(Figure record listings)

━━━━

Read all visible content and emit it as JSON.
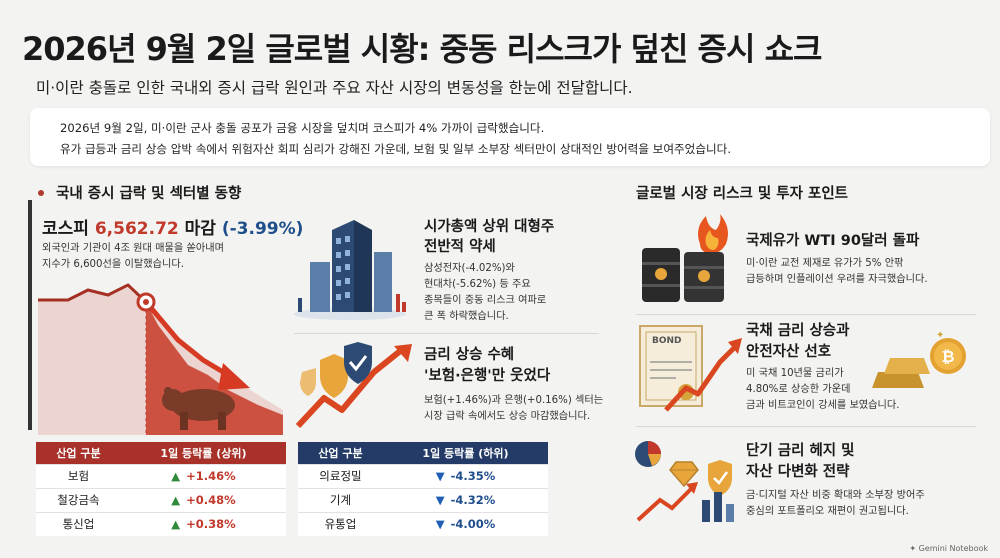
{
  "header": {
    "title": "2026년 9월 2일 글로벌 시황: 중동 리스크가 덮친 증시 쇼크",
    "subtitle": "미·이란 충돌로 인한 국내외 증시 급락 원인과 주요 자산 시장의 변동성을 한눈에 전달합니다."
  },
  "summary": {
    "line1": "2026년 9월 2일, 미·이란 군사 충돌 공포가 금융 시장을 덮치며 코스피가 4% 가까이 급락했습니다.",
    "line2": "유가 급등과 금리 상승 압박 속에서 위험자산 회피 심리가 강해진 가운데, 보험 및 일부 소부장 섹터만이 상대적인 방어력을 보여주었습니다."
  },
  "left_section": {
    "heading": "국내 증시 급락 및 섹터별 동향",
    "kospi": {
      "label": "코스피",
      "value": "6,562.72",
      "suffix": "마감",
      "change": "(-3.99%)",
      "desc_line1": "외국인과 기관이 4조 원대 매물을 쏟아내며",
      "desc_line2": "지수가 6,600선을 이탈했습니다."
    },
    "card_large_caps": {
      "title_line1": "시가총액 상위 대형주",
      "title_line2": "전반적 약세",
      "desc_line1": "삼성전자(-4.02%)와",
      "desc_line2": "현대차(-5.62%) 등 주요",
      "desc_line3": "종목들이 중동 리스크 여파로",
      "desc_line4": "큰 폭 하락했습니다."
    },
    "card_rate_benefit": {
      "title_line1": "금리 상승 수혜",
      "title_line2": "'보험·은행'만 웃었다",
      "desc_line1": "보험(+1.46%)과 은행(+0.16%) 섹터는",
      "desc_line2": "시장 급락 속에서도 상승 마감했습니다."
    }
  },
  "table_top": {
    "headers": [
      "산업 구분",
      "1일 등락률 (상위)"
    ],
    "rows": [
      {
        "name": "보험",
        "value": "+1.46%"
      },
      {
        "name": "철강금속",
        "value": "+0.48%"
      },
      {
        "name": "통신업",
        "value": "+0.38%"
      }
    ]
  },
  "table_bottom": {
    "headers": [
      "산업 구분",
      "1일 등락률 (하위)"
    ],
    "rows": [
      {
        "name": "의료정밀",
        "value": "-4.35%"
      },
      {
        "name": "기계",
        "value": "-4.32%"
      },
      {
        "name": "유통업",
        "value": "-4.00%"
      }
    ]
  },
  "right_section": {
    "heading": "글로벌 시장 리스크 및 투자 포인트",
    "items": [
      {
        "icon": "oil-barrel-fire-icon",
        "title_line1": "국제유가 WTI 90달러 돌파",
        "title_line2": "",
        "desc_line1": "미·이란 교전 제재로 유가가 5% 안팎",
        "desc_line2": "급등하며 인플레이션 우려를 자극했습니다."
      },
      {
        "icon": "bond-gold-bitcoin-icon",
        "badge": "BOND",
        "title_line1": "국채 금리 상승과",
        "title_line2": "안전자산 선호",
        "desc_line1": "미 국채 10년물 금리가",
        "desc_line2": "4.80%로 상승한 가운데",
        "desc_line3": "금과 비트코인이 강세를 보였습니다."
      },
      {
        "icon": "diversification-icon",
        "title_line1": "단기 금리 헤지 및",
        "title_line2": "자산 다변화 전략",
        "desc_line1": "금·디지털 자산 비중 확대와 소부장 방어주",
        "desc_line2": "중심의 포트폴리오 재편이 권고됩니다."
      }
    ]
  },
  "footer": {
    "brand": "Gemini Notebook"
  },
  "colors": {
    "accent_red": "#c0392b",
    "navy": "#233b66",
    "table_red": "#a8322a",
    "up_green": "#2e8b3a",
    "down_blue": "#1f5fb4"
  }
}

━━━━

* To be done: In the entries above, count every line containing the word "heading". Write only the total.

* Completed task: 2